BEGIN Records to use

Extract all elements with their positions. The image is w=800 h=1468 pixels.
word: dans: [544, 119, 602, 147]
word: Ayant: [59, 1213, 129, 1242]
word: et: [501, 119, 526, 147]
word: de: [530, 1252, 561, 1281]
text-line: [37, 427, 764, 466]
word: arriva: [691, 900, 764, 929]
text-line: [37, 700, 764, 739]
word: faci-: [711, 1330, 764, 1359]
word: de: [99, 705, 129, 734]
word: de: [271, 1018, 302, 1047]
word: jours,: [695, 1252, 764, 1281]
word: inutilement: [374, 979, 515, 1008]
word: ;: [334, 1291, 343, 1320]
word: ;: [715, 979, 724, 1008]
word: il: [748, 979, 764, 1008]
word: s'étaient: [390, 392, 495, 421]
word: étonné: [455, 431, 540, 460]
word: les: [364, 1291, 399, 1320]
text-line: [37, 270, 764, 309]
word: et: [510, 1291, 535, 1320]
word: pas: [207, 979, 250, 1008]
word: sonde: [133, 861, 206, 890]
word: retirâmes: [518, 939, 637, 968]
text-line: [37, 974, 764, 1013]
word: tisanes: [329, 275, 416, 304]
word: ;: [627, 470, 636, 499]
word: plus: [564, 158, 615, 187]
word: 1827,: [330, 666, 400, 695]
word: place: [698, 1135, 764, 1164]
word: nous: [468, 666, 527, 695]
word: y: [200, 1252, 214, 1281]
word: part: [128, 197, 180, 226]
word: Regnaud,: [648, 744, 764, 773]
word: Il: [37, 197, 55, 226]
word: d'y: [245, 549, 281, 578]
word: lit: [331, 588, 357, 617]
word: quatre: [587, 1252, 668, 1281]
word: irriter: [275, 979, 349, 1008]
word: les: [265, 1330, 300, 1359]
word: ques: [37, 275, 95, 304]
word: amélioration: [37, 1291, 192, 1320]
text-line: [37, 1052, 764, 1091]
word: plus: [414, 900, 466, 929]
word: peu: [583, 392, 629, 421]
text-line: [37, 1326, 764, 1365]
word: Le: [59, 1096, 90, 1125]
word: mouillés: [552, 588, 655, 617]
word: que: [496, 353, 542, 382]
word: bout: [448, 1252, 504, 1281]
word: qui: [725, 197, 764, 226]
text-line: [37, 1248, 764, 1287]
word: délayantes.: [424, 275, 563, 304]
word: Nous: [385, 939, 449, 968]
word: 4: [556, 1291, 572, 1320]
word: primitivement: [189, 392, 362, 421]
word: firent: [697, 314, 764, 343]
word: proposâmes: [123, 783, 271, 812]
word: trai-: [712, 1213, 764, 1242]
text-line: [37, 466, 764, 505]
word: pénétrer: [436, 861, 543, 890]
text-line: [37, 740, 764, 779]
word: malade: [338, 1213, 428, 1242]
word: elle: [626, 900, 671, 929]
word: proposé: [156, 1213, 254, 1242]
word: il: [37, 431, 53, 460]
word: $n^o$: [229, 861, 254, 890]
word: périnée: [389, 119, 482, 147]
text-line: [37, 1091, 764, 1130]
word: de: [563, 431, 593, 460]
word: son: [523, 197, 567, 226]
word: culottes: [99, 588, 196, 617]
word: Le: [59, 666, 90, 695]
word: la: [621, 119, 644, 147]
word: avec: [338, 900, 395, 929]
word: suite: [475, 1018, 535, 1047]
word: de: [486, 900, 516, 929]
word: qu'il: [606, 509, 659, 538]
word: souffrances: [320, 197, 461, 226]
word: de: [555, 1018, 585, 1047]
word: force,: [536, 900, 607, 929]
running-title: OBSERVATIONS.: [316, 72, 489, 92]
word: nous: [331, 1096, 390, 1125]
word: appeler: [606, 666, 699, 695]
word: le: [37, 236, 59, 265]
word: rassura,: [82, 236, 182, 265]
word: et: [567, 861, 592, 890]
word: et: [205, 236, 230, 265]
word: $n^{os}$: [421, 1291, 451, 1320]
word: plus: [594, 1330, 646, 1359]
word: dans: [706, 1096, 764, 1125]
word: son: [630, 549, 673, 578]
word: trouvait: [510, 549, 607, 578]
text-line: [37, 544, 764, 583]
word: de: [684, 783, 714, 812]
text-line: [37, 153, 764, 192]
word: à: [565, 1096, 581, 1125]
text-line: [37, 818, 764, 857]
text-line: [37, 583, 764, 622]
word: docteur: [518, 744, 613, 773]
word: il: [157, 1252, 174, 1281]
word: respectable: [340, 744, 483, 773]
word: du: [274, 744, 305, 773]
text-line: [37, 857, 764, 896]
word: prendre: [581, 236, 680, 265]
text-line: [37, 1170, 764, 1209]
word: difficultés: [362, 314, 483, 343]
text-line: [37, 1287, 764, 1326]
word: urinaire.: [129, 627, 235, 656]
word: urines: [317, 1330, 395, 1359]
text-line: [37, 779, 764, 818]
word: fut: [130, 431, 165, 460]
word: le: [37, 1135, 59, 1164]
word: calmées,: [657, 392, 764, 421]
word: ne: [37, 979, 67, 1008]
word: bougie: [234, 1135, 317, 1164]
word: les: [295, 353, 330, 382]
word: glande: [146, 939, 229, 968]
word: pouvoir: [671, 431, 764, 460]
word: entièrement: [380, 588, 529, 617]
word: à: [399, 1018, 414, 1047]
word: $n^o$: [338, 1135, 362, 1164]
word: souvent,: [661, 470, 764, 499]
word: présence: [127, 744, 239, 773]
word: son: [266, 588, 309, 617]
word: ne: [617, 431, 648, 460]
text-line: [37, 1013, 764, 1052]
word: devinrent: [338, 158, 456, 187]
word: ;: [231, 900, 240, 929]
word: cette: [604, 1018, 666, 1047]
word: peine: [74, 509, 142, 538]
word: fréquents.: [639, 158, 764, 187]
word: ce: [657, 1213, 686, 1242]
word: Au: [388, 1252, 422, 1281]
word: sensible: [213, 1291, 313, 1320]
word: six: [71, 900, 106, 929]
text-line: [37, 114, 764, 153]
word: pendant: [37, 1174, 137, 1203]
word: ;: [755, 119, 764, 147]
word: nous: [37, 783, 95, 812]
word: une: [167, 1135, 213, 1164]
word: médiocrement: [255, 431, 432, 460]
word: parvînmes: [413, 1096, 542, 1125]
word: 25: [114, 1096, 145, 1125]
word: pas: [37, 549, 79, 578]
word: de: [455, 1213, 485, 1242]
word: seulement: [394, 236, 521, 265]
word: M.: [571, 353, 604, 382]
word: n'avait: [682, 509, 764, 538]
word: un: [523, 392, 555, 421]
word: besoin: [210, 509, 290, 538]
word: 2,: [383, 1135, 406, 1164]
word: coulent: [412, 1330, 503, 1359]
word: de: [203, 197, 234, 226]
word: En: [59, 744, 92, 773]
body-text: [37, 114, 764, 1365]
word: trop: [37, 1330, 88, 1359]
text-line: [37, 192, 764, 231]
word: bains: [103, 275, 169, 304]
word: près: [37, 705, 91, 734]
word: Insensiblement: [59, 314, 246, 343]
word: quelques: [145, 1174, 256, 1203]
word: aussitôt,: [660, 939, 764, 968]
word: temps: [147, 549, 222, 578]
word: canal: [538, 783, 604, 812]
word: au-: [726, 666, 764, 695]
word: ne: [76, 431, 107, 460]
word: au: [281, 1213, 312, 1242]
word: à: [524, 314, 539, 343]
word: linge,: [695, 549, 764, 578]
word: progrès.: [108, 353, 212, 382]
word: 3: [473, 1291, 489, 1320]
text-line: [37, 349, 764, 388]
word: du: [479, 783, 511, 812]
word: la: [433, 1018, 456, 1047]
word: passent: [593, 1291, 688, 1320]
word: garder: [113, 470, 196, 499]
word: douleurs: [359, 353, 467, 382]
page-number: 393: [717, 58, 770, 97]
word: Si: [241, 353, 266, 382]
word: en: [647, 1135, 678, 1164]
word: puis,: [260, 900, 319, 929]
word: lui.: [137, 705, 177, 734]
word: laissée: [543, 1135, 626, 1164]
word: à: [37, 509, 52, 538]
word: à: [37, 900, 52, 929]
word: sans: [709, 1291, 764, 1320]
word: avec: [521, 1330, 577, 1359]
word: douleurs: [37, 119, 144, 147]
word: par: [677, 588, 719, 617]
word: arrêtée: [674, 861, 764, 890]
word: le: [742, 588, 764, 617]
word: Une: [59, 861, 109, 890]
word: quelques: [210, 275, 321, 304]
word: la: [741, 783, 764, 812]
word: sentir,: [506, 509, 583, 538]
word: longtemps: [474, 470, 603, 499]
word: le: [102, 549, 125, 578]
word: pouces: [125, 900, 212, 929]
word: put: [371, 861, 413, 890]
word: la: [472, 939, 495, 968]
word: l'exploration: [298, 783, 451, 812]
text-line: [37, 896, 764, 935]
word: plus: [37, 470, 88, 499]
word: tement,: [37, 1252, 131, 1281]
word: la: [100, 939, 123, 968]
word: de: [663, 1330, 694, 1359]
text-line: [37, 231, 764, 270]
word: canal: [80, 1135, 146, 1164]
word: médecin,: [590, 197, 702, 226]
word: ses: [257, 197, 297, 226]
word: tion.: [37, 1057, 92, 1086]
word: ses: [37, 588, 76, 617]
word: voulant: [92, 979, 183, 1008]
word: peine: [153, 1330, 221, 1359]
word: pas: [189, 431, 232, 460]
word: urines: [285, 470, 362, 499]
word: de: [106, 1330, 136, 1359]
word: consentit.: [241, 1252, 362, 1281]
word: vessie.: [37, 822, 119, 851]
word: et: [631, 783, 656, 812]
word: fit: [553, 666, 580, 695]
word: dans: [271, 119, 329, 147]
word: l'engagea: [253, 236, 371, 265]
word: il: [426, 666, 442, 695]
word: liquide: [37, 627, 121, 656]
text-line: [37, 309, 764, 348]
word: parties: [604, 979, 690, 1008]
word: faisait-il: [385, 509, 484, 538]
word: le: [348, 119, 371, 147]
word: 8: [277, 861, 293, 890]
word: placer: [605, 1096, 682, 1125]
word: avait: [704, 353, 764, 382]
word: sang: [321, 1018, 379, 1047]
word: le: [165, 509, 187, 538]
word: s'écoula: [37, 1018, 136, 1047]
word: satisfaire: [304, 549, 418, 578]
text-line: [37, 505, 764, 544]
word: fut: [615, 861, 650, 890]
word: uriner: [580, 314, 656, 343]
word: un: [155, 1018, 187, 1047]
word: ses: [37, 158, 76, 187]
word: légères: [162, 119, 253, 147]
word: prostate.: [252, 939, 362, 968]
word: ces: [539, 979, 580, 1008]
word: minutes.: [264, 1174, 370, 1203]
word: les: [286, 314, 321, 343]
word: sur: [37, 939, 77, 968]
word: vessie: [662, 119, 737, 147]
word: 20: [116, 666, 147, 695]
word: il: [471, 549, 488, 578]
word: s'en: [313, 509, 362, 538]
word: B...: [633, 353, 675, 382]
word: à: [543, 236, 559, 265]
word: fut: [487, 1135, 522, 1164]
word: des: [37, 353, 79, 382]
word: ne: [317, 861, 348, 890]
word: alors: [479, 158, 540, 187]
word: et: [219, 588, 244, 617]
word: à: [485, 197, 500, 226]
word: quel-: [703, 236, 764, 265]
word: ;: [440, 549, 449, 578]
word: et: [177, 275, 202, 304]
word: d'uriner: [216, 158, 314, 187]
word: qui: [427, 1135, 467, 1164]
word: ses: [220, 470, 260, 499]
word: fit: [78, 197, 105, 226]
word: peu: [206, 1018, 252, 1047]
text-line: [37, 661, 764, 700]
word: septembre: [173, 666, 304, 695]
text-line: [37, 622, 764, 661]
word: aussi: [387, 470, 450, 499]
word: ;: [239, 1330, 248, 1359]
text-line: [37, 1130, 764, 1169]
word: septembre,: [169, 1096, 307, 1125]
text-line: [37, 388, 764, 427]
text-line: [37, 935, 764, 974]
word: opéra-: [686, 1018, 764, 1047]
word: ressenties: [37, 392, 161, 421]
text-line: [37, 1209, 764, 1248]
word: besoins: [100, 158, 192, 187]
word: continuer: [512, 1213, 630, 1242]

END Records to use

* Given instruction
Please return the stretch of the data from its start through the line containing "word: arriva: [691, 900, 764, 929]", both ends included, reproducing each line as it appears.

* Solved exercise
Extract all elements with their positions. The image is w=800 h=1468 pixels.
word: dans: [544, 119, 602, 147]
word: Ayant: [59, 1213, 129, 1242]
word: et: [501, 119, 526, 147]
word: de: [530, 1252, 561, 1281]
text-line: [37, 427, 764, 466]
word: arriva: [691, 900, 764, 929]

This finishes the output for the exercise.